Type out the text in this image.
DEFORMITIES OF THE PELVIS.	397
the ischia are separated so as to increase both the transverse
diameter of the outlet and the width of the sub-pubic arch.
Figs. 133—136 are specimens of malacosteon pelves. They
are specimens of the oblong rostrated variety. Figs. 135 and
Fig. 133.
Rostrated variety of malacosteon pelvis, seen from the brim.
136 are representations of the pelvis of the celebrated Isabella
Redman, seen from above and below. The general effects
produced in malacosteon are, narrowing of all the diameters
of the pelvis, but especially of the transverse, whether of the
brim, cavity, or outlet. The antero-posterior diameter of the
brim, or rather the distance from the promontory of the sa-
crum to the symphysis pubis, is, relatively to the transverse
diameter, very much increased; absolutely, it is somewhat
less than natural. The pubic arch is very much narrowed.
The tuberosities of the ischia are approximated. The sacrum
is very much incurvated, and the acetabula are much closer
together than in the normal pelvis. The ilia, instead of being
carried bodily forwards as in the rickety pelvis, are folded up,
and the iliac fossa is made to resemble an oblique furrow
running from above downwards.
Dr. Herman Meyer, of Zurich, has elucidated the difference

========================================

» **What you need to do**:
Return the whole listing exactly.

» **Task result**:
Type out the text in this image.
DEFORMITIES OF THE PELVIS.	397
the ischia are separated so as to increase both the transverse
diameter of the outlet and the width of the sub-pubic arch.
Figs. 133—136 are specimens of malacosteon pelves. They
are specimens of the oblong rostrated variety. Figs. 135 and
Fig. 133.
Rostrated variety of malacosteon pelvis, seen from the brim.
136 are representations of the pelvis of the celebrated Isabella
Redman, seen from above and below. The general effects
produced in malacosteon are, narrowing of all the diameters
of the pelvis, but especially of the transverse, whether of the
brim, cavity, or outlet. The antero-posterior diameter of the
brim, or rather the distance from the promontory of the sa-
crum to the symphysis pubis, is, relatively to the transverse
diameter, very much increased; absolutely, it is somewhat
less than natural. The pubic arch is very much narrowed.
The tuberosities of the ischia are approximated. The sacrum
is very much incurvated, and the acetabula are much closer
together than in the normal pelvis. The ilia, instead of being
carried bodily forwards as in the rickety pelvis, are folded up,
and the iliac fossa is made to resemble an oblique furrow
running from above downwards.
Dr. Herman Meyer, of Zurich, has elucidated the difference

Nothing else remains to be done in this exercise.